_WHAT IS EXPECTED_
Give back exactly the lines from the one holding "OCR this image." to the bottom of the material, both included, and nothing more. No pictures.

Stored records
__________

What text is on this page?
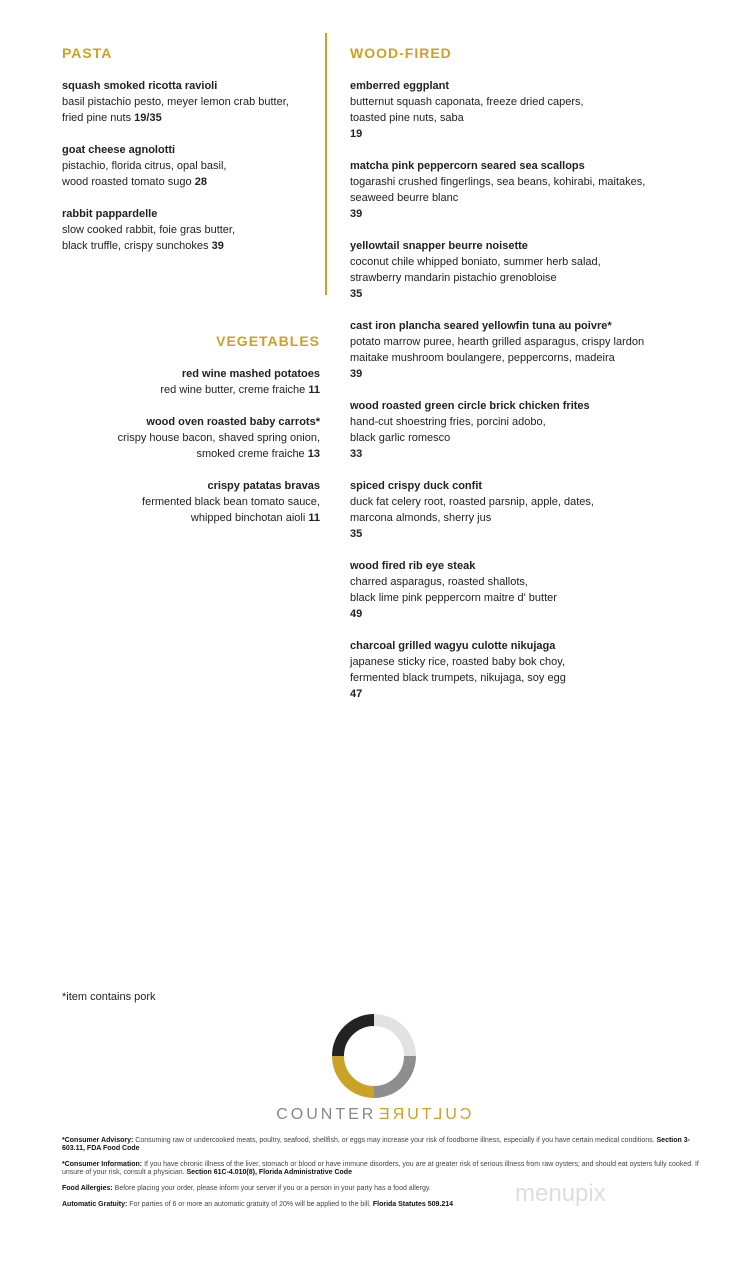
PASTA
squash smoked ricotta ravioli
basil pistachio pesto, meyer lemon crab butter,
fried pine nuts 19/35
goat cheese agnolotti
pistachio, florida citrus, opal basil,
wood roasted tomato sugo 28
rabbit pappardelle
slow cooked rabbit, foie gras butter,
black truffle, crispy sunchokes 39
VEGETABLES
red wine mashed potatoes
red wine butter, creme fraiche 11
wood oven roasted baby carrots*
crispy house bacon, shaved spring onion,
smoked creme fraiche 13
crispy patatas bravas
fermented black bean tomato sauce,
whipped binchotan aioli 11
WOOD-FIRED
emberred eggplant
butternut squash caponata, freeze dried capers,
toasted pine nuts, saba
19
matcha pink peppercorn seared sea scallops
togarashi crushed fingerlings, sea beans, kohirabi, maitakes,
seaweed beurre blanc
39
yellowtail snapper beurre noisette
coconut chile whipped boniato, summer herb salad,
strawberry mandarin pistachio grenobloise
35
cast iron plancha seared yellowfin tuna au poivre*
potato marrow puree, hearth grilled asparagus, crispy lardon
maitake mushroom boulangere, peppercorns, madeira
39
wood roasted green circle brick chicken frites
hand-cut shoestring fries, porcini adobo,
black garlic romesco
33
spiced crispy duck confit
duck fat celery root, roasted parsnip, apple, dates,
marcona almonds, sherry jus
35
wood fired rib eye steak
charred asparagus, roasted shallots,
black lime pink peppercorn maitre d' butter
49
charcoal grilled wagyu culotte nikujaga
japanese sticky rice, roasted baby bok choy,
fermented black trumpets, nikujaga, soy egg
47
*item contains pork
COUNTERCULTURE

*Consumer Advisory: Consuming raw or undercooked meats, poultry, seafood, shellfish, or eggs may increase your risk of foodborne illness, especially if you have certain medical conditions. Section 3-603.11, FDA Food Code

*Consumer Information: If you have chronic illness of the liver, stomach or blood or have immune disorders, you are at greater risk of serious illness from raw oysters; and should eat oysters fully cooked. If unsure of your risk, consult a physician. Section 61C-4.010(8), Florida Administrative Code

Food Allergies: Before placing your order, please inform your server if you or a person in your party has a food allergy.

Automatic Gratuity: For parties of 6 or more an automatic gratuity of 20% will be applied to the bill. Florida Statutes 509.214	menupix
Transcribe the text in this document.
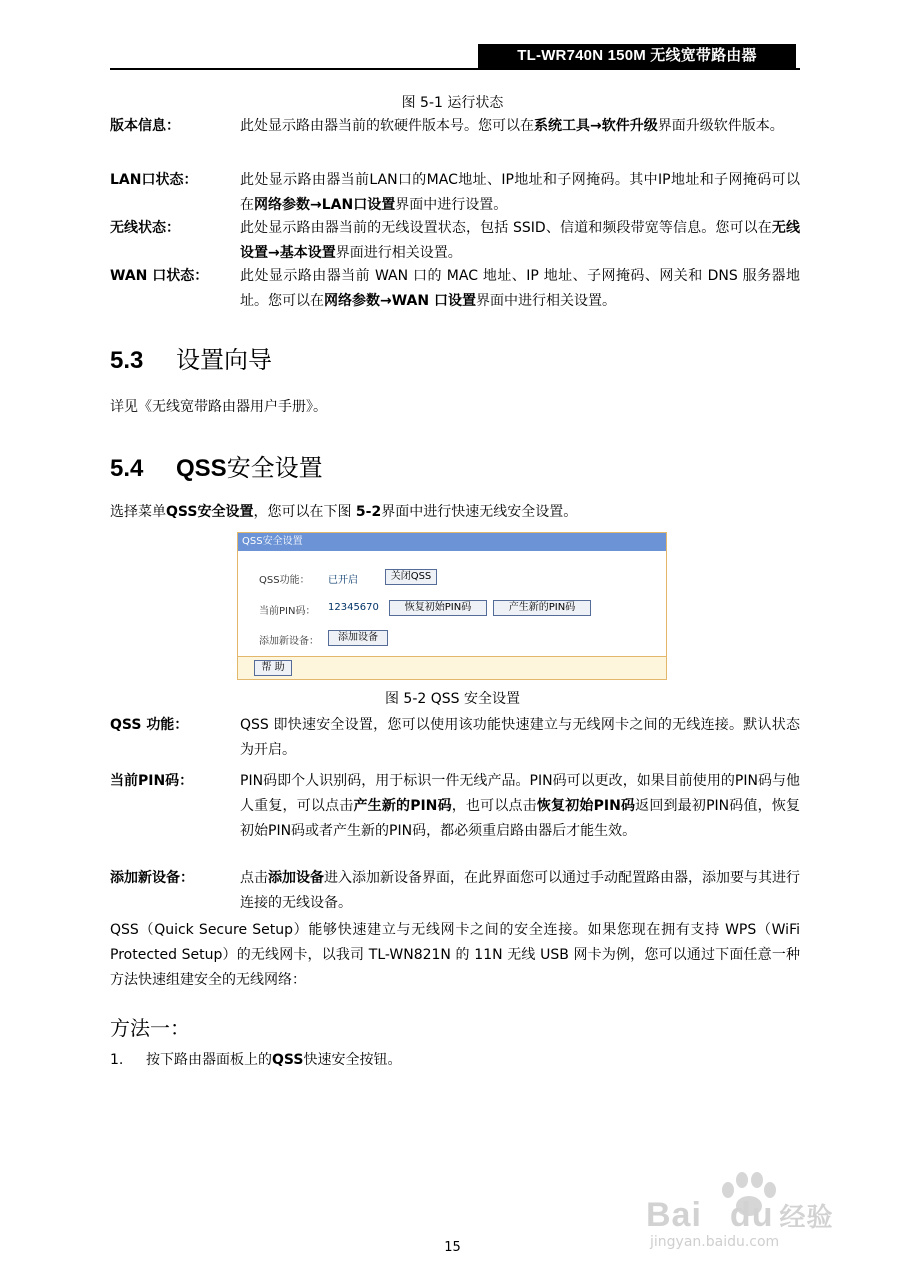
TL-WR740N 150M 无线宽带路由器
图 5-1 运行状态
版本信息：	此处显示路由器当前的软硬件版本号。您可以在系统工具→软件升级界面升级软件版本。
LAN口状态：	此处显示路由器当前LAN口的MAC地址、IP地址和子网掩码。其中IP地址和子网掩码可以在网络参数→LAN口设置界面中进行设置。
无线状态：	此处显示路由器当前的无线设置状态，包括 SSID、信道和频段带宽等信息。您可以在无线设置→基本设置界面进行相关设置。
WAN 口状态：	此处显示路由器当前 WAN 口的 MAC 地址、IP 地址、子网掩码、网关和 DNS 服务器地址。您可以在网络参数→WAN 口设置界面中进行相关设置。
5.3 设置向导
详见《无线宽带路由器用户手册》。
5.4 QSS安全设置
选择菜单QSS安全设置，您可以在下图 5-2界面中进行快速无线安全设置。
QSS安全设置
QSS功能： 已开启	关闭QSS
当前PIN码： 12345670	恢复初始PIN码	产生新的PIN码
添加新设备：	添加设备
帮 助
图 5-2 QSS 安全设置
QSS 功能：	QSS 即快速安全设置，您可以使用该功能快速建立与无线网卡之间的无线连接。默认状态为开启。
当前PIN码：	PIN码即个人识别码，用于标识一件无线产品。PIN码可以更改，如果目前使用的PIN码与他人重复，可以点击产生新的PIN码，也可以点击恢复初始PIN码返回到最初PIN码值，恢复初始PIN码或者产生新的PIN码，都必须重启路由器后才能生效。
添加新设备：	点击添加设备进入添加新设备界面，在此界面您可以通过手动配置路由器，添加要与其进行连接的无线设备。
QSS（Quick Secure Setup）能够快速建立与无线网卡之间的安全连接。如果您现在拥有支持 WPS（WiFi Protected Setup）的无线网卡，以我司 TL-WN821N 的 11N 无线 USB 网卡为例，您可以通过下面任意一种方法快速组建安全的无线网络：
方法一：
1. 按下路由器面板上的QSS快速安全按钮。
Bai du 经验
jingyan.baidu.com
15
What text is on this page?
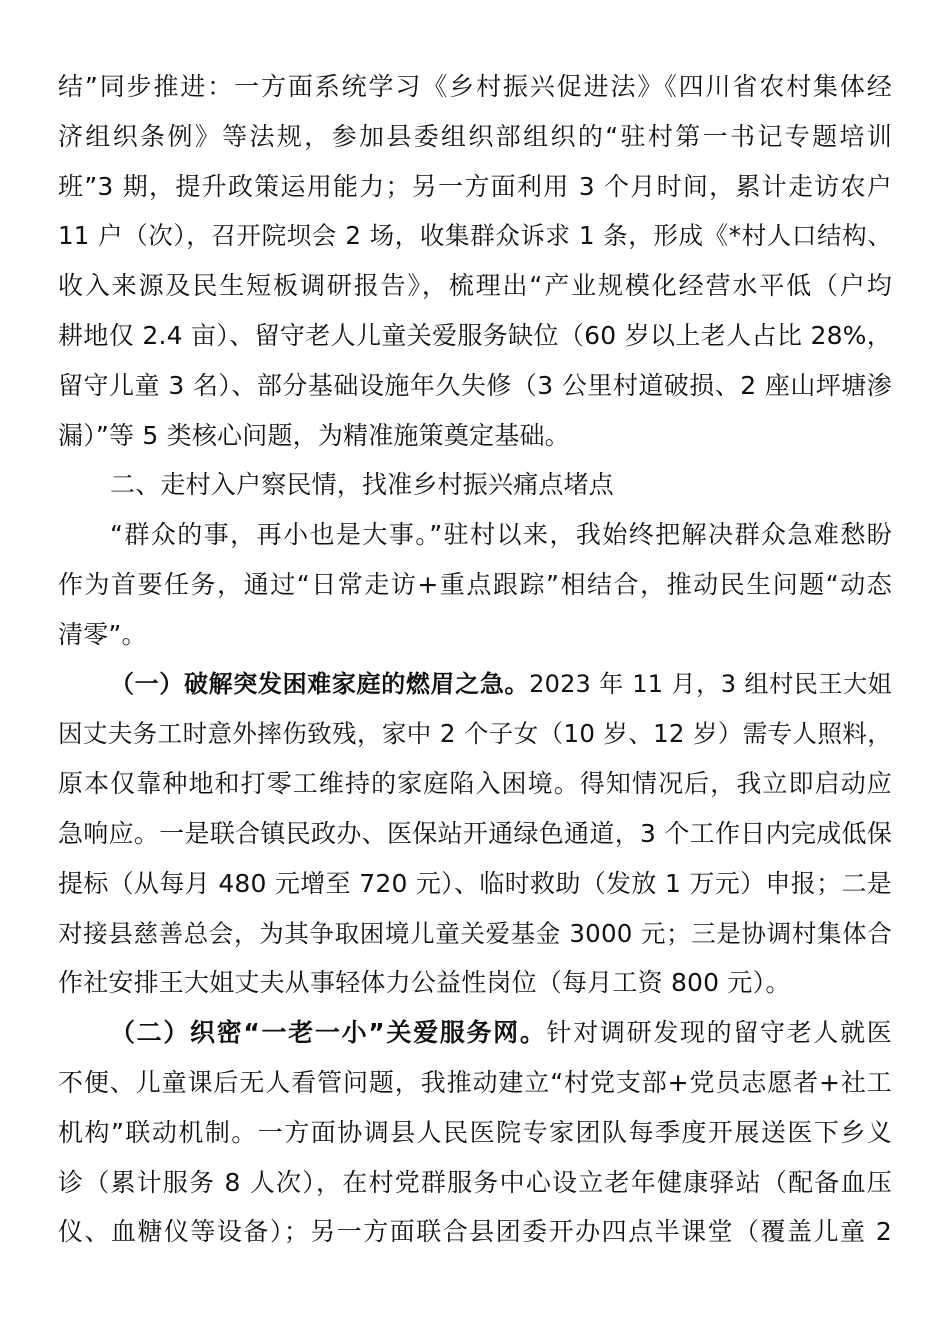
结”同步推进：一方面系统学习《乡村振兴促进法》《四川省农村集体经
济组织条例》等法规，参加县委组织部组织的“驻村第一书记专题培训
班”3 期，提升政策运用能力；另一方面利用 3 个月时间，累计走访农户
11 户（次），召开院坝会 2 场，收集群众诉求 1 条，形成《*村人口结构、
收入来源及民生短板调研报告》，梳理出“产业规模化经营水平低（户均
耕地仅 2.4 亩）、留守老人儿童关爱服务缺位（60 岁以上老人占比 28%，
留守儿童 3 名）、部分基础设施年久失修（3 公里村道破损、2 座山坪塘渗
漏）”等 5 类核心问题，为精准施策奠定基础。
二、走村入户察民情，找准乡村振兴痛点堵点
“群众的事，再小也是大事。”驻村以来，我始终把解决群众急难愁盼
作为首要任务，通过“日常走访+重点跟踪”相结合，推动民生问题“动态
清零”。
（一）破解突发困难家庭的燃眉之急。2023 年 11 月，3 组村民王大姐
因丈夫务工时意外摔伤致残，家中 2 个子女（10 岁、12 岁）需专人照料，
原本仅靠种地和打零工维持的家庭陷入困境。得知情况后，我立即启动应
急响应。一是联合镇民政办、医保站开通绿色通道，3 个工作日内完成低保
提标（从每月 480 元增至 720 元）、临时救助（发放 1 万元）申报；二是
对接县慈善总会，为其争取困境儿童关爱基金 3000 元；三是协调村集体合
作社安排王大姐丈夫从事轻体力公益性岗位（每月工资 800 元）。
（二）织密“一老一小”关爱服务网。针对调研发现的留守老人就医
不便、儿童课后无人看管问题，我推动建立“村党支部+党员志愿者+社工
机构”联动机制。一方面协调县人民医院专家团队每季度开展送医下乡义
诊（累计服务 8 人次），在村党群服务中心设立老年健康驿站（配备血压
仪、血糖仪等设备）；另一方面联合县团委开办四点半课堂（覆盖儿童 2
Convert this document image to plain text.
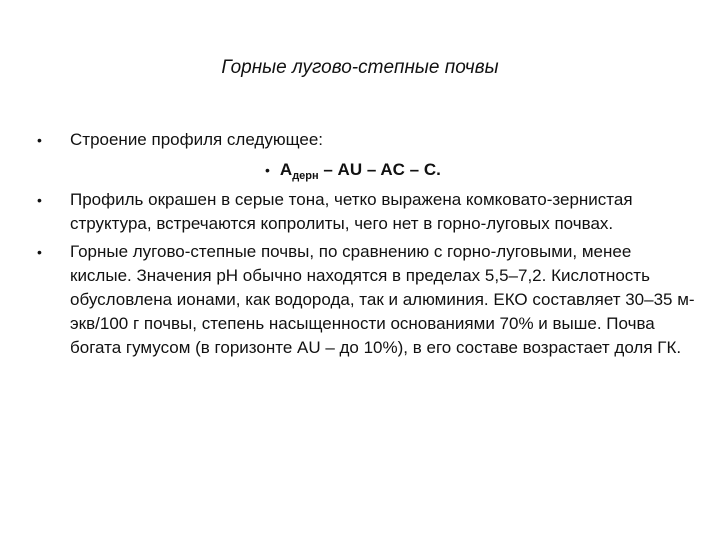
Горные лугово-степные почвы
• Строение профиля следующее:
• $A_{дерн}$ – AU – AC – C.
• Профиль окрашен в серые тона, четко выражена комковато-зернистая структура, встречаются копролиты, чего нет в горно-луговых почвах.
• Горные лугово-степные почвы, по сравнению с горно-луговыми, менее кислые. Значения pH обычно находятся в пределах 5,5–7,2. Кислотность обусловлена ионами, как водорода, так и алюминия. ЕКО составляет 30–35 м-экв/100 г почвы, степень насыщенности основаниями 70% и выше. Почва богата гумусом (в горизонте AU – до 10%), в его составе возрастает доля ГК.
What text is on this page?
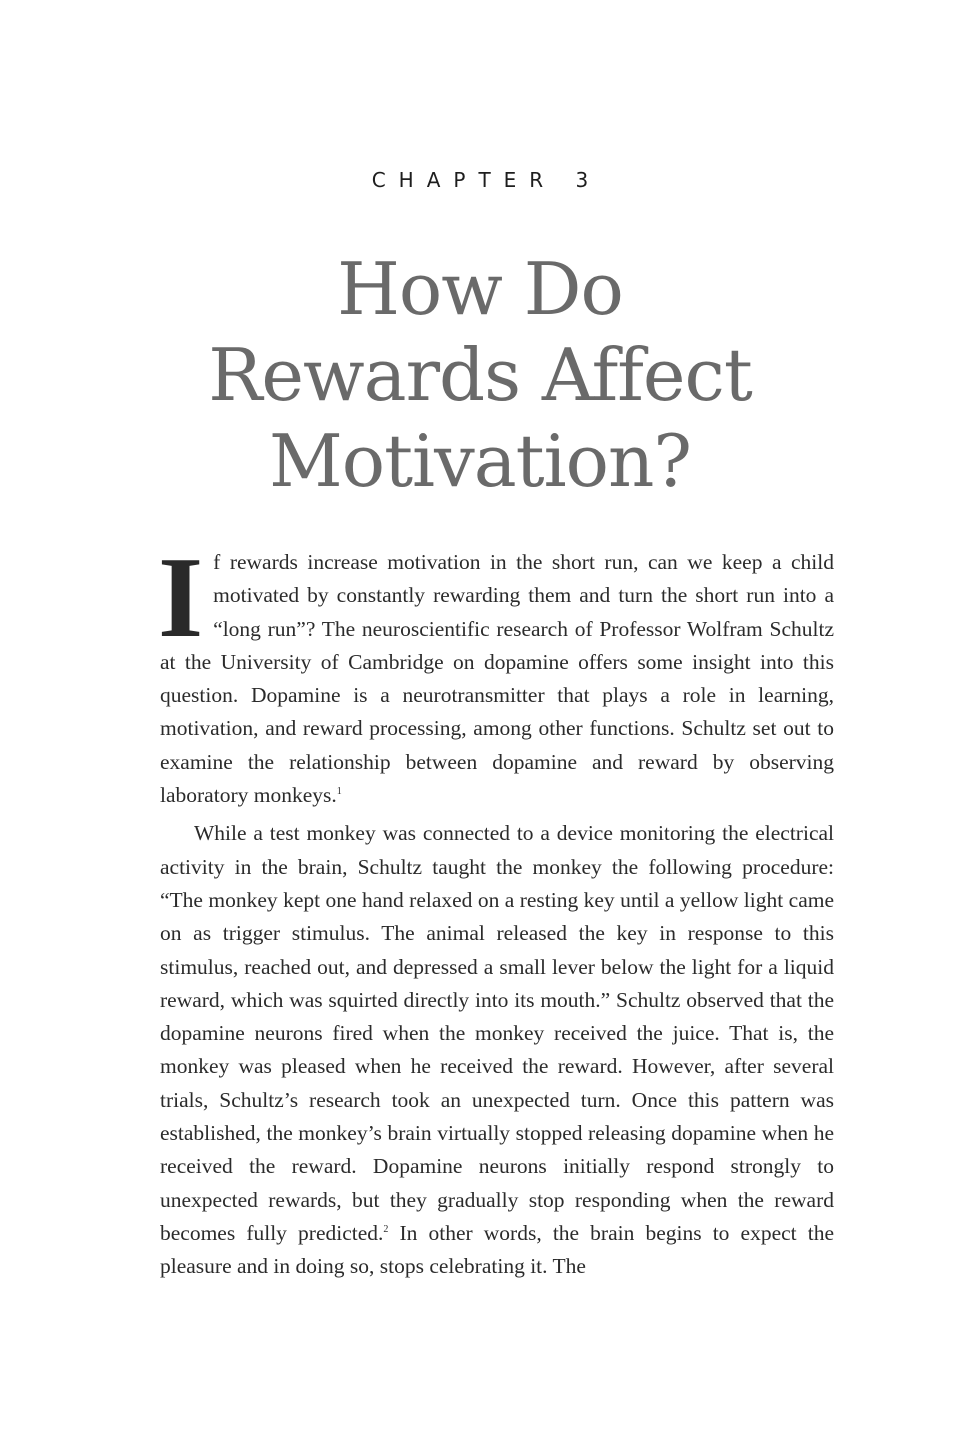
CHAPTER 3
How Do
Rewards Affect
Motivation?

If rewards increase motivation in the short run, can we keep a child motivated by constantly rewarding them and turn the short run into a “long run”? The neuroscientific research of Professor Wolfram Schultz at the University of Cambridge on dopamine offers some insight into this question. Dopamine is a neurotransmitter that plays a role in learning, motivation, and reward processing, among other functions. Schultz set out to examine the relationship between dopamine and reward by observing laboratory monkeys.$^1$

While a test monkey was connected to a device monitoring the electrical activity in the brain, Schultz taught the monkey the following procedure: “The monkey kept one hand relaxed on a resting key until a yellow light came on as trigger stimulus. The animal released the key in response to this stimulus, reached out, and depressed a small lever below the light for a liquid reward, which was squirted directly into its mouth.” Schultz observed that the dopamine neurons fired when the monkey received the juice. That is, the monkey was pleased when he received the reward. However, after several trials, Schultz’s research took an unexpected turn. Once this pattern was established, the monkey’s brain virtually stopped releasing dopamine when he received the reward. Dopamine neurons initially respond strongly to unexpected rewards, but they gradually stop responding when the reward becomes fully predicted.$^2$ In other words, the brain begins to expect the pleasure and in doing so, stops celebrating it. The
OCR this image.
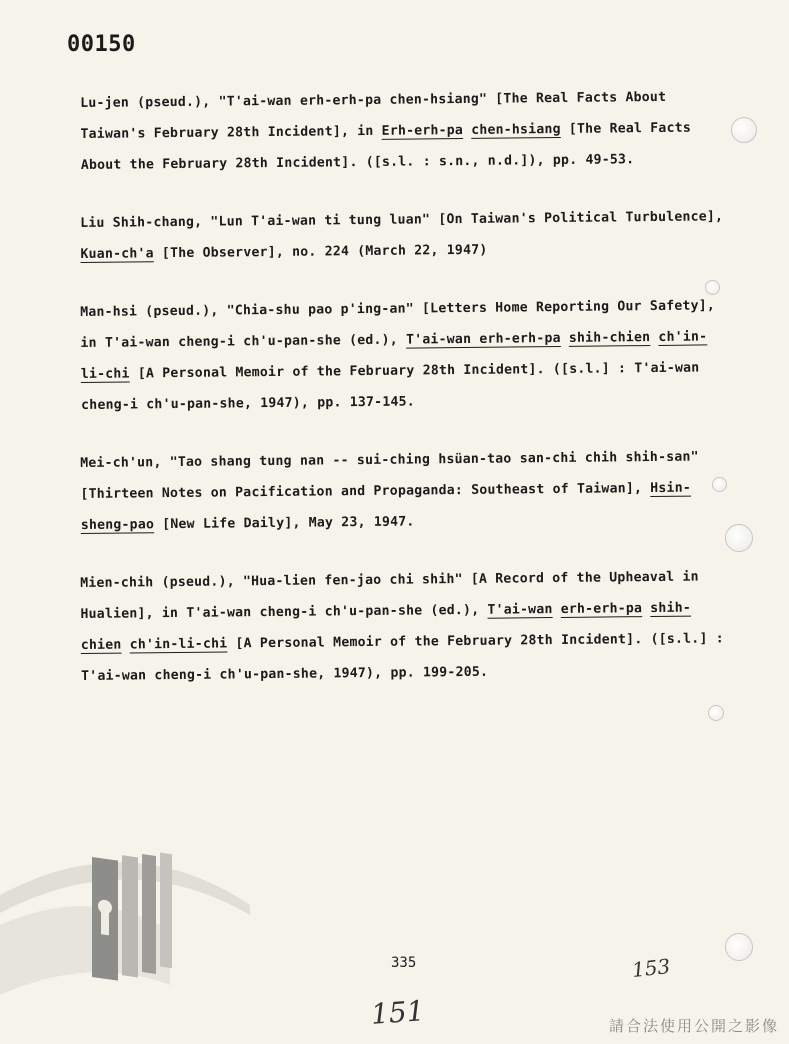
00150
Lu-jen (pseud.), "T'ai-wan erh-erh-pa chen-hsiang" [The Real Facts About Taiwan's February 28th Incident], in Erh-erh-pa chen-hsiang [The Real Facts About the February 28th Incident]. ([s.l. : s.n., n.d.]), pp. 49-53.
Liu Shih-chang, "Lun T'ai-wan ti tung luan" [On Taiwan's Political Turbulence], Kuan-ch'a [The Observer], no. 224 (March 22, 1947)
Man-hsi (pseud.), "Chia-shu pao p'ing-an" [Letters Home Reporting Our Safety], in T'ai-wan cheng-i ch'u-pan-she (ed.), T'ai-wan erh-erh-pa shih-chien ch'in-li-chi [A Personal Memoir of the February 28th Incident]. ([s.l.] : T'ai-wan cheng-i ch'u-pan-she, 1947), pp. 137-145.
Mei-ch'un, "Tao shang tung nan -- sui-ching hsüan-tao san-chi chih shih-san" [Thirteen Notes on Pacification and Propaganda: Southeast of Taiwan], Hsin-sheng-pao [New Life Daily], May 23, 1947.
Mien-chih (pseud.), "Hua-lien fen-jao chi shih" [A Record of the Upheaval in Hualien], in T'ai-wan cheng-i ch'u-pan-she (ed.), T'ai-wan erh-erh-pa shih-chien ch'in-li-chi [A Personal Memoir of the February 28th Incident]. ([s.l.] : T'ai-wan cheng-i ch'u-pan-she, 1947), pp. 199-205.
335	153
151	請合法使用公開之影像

__________

_THE RESULT_
OCR this image.
00150
Lu-jen (pseud.), "T'ai-wan erh-erh-pa chen-hsiang" [The Real Facts About Taiwan's February 28th Incident], in Erh-erh-pa chen-hsiang [The Real Facts About the February 28th Incident]. ([s.l. : s.n., n.d.]), pp. 49-53.
Liu Shih-chang, "Lun T'ai-wan ti tung luan" [On Taiwan's Political Turbulence], Kuan-ch'a [The Observer], no. 224 (March 22, 1947)
Man-hsi (pseud.), "Chia-shu pao p'ing-an" [Letters Home Reporting Our Safety], in T'ai-wan cheng-i ch'u-pan-she (ed.), T'ai-wan erh-erh-pa shih-chien ch'in-li-chi [A Personal Memoir of the February 28th Incident]. ([s.l.] : T'ai-wan cheng-i ch'u-pan-she, 1947), pp. 137-145.
Mei-ch'un, "Tao shang tung nan -- sui-ching hsüan-tao san-chi chih shih-san" [Thirteen Notes on Pacification and Propaganda: Southeast of Taiwan], Hsin-sheng-pao [New Life Daily], May 23, 1947.
Mien-chih (pseud.), "Hua-lien fen-jao chi shih" [A Record of the Upheaval in Hualien], in T'ai-wan cheng-i ch'u-pan-she (ed.), T'ai-wan erh-erh-pa shih-chien ch'in-li-chi [A Personal Memoir of the February 28th Incident]. ([s.l.] : T'ai-wan cheng-i ch'u-pan-she, 1947), pp. 199-205.
335	153
151	請合法使用公開之影像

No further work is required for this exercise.